What is required: Repeat every record below exactly, but leave out any pictures.

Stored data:
● ● ● ● ●
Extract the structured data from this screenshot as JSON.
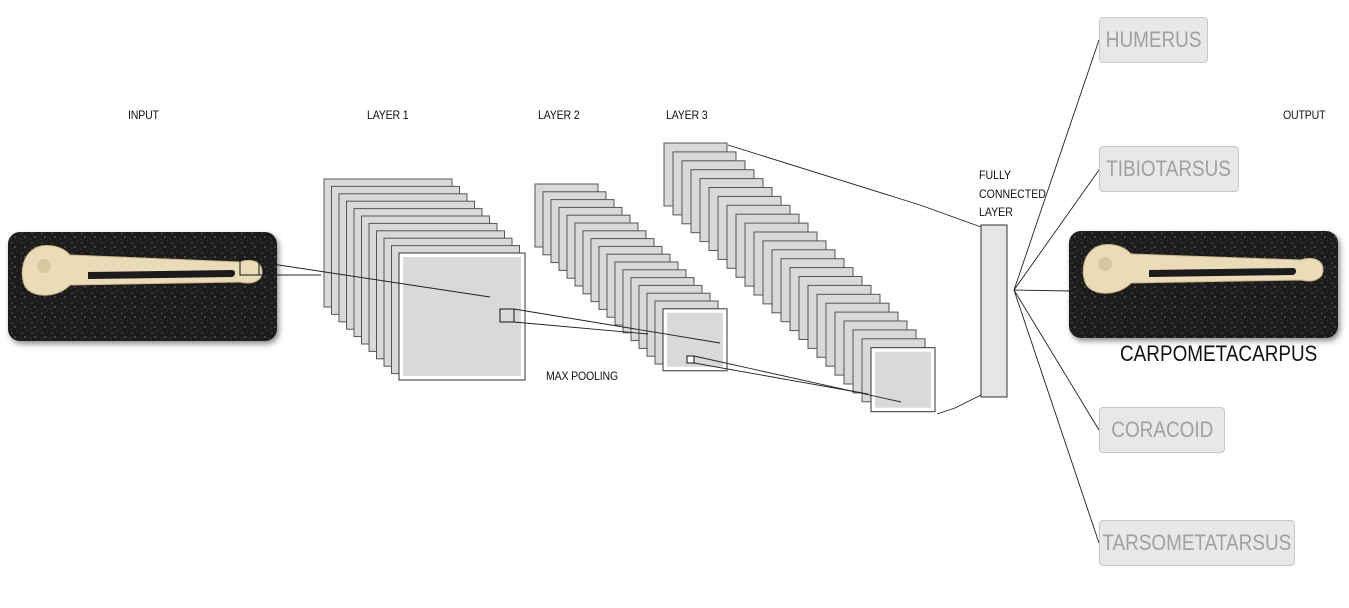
{
  "labels": {
    "input": "INPUT",
    "layer1": "LAYER 1",
    "layer2": "LAYER 2",
    "layer3": "LAYER 3",
    "output": "OUTPUT",
    "max_pooling": "MAX POOLING",
    "fully_connected": [
      "FULLY",
      "CONNECTED",
      "LAYER"
    ]
  },
  "classes": [
    "HUMERUS",
    "TIBIOTARSUS",
    "CORACOID",
    "TARSOMETATARSUS"
  ],
  "predicted_class": "CARPOMETACARPUS",
  "colors": {
    "image_background": "#1b1b1b",
    "bone": "#eadcb8",
    "feature_map_fill": "#d9d9d9",
    "feature_map_stroke": "#555555",
    "class_box_fill": "#e8e8e8",
    "class_box_text": "#a0a0a0"
  }
}
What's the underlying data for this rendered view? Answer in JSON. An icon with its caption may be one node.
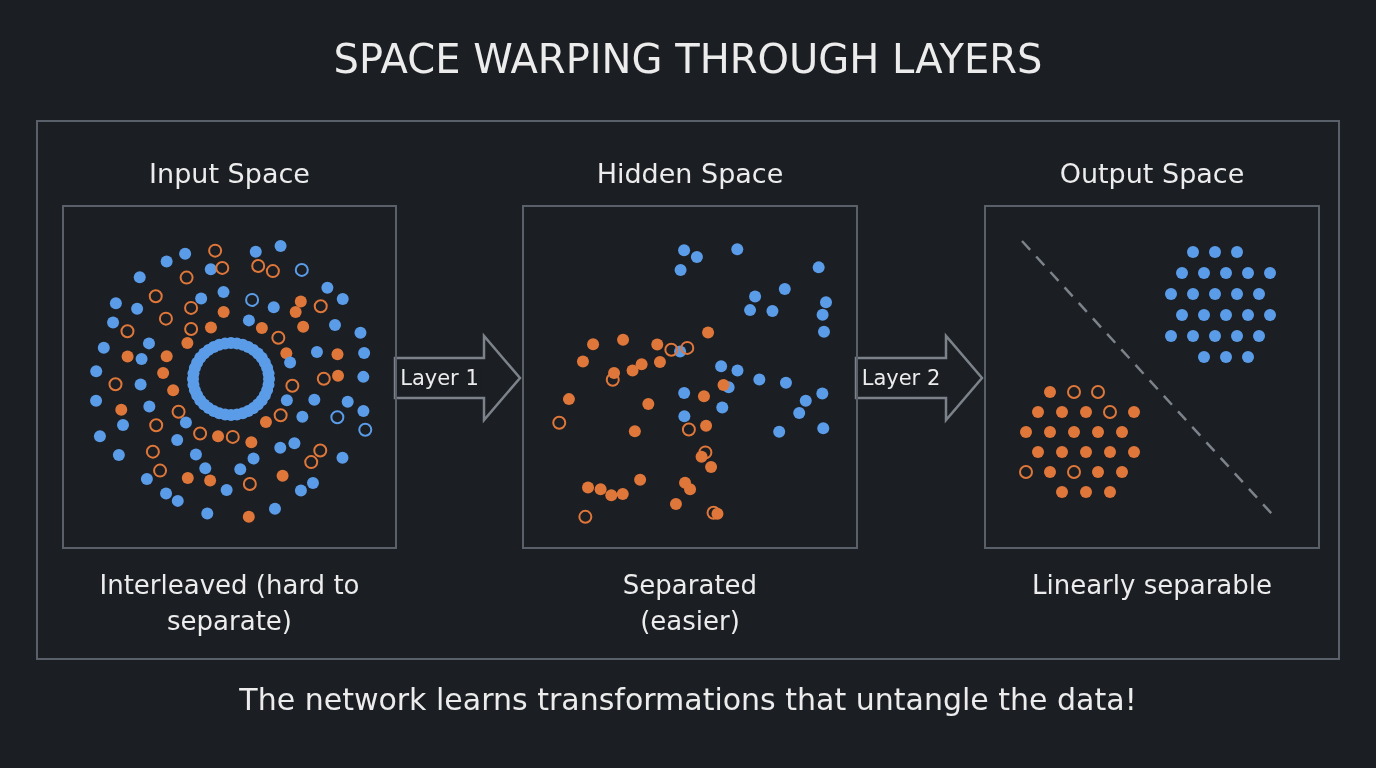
● ● ● ● ●
Response to the task:
Extract the structured data from this screenshot as JSON.
{
  "labels": {
    "input": "INPUT",
    "layer1": "LAYER 1",
    "layer2": "LAYER 2",
    "layer3": "LAYER 3",
    "output": "OUTPUT",
    "max_pooling": "MAX POOLING",
    "fully_connected": [
      "FULLY",
      "CONNECTED",
      "LAYER"
    ]
  },
  "classes": [
    "HUMERUS",
    "TIBIOTARSUS",
    "CORACOID",
    "TARSOMETATARSUS"
  ],
  "predicted_class": "CARPOMETACARPUS",
  "colors": {
    "image_background": "#1b1b1b",
    "bone": "#eadcb8",
    "feature_map_fill": "#d9d9d9",
    "feature_map_stroke": "#555555",
    "class_box_fill": "#e8e8e8",
    "class_box_text": "#a0a0a0"
  }
}
What's the underlying data for this rendered view? Answer in JSON. An icon with its caption may be one node.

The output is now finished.